Figure record extracts:
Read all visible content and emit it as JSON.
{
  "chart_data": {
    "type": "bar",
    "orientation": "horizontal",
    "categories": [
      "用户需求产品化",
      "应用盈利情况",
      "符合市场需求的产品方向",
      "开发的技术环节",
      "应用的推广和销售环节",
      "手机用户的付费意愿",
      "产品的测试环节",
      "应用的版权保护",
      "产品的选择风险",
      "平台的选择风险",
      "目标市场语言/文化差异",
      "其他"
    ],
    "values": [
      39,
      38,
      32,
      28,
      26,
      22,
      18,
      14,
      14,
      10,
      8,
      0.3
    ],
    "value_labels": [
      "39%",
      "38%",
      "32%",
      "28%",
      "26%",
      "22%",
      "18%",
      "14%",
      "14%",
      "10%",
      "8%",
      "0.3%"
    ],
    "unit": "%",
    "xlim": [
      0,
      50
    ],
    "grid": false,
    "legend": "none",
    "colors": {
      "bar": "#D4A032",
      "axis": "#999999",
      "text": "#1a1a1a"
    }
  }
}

WHAT YOU HAVE TO DO
Copy out the whole listing exactly.

FULL ANSWER
Read all visible content and emit it as JSON.
{
  "chart_data": {
    "type": "bar",
    "orientation": "horizontal",
    "categories": [
      "用户需求产品化",
      "应用盈利情况",
      "符合市场需求的产品方向",
      "开发的技术环节",
      "应用的推广和销售环节",
      "手机用户的付费意愿",
      "产品的测试环节",
      "应用的版权保护",
      "产品的选择风险",
      "平台的选择风险",
      "目标市场语言/文化差异",
      "其他"
    ],
    "values": [
      39,
      38,
      32,
      28,
      26,
      22,
      18,
      14,
      14,
      10,
      8,
      0.3
    ],
    "value_labels": [
      "39%",
      "38%",
      "32%",
      "28%",
      "26%",
      "22%",
      "18%",
      "14%",
      "14%",
      "10%",
      "8%",
      "0.3%"
    ],
    "unit": "%",
    "xlim": [
      0,
      50
    ],
    "grid": false,
    "legend": "none",
    "colors": {
      "bar": "#D4A032",
      "axis": "#999999",
      "text": "#1a1a1a"
    }
  }
}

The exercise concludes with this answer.